§ What the task asks
Repeat the full listing below verbatim and keep the images out.
= = = =
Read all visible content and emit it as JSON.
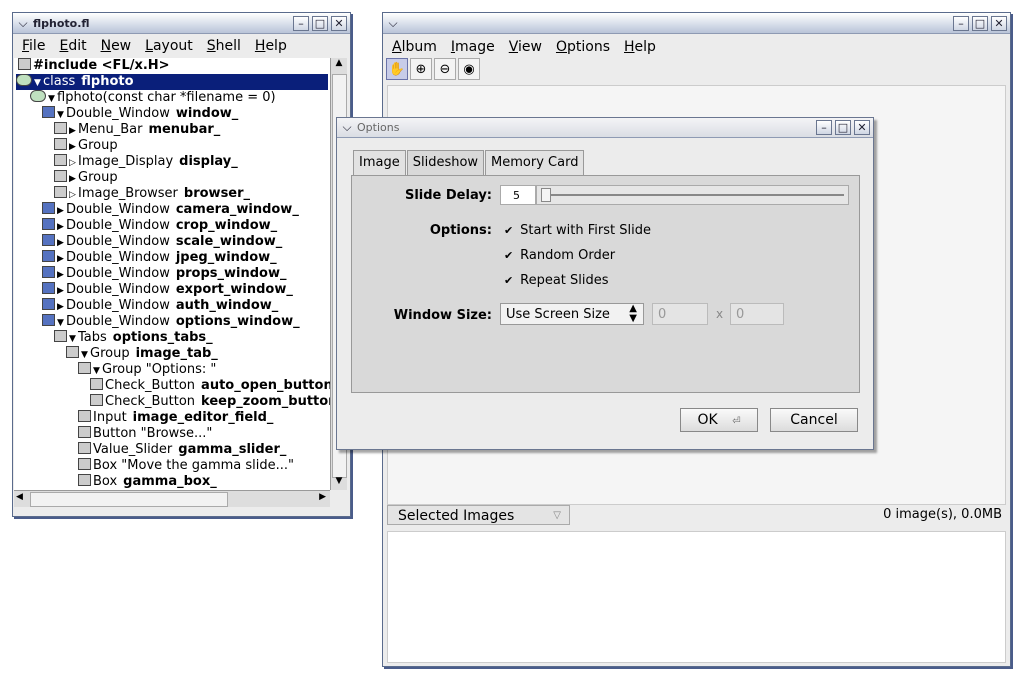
{
  "left_window": {
    "title": "flphoto.fl",
    "menu": [
      "File",
      "Edit",
      "New",
      "Layout",
      "Shell",
      "Help"
    ],
    "tree": [
      {
        "text": "#include <FL/x.H>",
        "name": "",
        "bold_all": true
      },
      {
        "text": "class",
        "name": "flphoto",
        "selected": true
      },
      {
        "text": "flphoto(const char *filename = 0)",
        "name": ""
      },
      {
        "text": "Double_Window",
        "name": "window_"
      },
      {
        "text": "Menu_Bar",
        "name": "menubar_"
      },
      {
        "text": "Group",
        "name": ""
      },
      {
        "text": "Image_Display",
        "name": "display_"
      },
      {
        "text": "Group",
        "name": ""
      },
      {
        "text": "Image_Browser",
        "name": "browser_"
      },
      {
        "text": "Double_Window",
        "name": "camera_window_"
      },
      {
        "text": "Double_Window",
        "name": "crop_window_"
      },
      {
        "text": "Double_Window",
        "name": "scale_window_"
      },
      {
        "text": "Double_Window",
        "name": "jpeg_window_"
      },
      {
        "text": "Double_Window",
        "name": "props_window_"
      },
      {
        "text": "Double_Window",
        "name": "export_window_"
      },
      {
        "text": "Double_Window",
        "name": "auth_window_"
      },
      {
        "text": "Double_Window",
        "name": "options_window_"
      },
      {
        "text": "Tabs",
        "name": "options_tabs_"
      },
      {
        "text": "Group",
        "name": "image_tab_"
      },
      {
        "text": "Group  \"Options: \"",
        "name": ""
      },
      {
        "text": "Check_Button",
        "name": "auto_open_button"
      },
      {
        "text": "Check_Button",
        "name": "keep_zoom_button"
      },
      {
        "text": "Input",
        "name": "image_editor_field_"
      },
      {
        "text": "Button  \"Browse...\"",
        "name": ""
      },
      {
        "text": "Value_Slider",
        "name": "gamma_slider_"
      },
      {
        "text": "Box  \"Move the gamma slide...\"",
        "name": ""
      },
      {
        "text": "Box",
        "name": "gamma_box_"
      }
    ]
  },
  "main_window": {
    "title": "",
    "menu": [
      "Album",
      "Image",
      "View",
      "Options",
      "Help"
    ],
    "selected_images_label": "Selected Images",
    "status": "0 image(s), 0.0MB"
  },
  "dialog": {
    "title": "Options",
    "tabs": [
      "Image",
      "Slideshow",
      "Memory Card"
    ],
    "active_tab": "Slideshow",
    "slide_delay_label": "Slide Delay:",
    "slide_delay_value": "5",
    "options_label": "Options:",
    "checks": [
      "Start with First Slide",
      "Random Order",
      "Repeat Slides"
    ],
    "window_size_label": "Window Size:",
    "window_size_choice": "Use Screen Size",
    "width_value": "0",
    "x_sep": "x",
    "height_value": "0",
    "ok": "OK",
    "cancel": "Cancel"
  }
}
= = = =
§ Answer to this task
Read all visible content and emit it as JSON.
{
  "left_window": {
    "title": "flphoto.fl",
    "menu": [
      "File",
      "Edit",
      "New",
      "Layout",
      "Shell",
      "Help"
    ],
    "tree": [
      {
        "text": "#include <FL/x.H>",
        "name": "",
        "bold_all": true
      },
      {
        "text": "class",
        "name": "flphoto",
        "selected": true
      },
      {
        "text": "flphoto(const char *filename = 0)",
        "name": ""
      },
      {
        "text": "Double_Window",
        "name": "window_"
      },
      {
        "text": "Menu_Bar",
        "name": "menubar_"
      },
      {
        "text": "Group",
        "name": ""
      },
      {
        "text": "Image_Display",
        "name": "display_"
      },
      {
        "text": "Group",
        "name": ""
      },
      {
        "text": "Image_Browser",
        "name": "browser_"
      },
      {
        "text": "Double_Window",
        "name": "camera_window_"
      },
      {
        "text": "Double_Window",
        "name": "crop_window_"
      },
      {
        "text": "Double_Window",
        "name": "scale_window_"
      },
      {
        "text": "Double_Window",
        "name": "jpeg_window_"
      },
      {
        "text": "Double_Window",
        "name": "props_window_"
      },
      {
        "text": "Double_Window",
        "name": "export_window_"
      },
      {
        "text": "Double_Window",
        "name": "auth_window_"
      },
      {
        "text": "Double_Window",
        "name": "options_window_"
      },
      {
        "text": "Tabs",
        "name": "options_tabs_"
      },
      {
        "text": "Group",
        "name": "image_tab_"
      },
      {
        "text": "Group  \"Options: \"",
        "name": ""
      },
      {
        "text": "Check_Button",
        "name": "auto_open_button"
      },
      {
        "text": "Check_Button",
        "name": "keep_zoom_button"
      },
      {
        "text": "Input",
        "name": "image_editor_field_"
      },
      {
        "text": "Button  \"Browse...\"",
        "name": ""
      },
      {
        "text": "Value_Slider",
        "name": "gamma_slider_"
      },
      {
        "text": "Box  \"Move the gamma slide...\"",
        "name": ""
      },
      {
        "text": "Box",
        "name": "gamma_box_"
      }
    ]
  },
  "main_window": {
    "title": "",
    "menu": [
      "Album",
      "Image",
      "View",
      "Options",
      "Help"
    ],
    "selected_images_label": "Selected Images",
    "status": "0 image(s), 0.0MB"
  },
  "dialog": {
    "title": "Options",
    "tabs": [
      "Image",
      "Slideshow",
      "Memory Card"
    ],
    "active_tab": "Slideshow",
    "slide_delay_label": "Slide Delay:",
    "slide_delay_value": "5",
    "options_label": "Options:",
    "checks": [
      "Start with First Slide",
      "Random Order",
      "Repeat Slides"
    ],
    "window_size_label": "Window Size:",
    "window_size_choice": "Use Screen Size",
    "width_value": "0",
    "x_sep": "x",
    "height_value": "0",
    "ok": "OK",
    "cancel": "Cancel"
  }
}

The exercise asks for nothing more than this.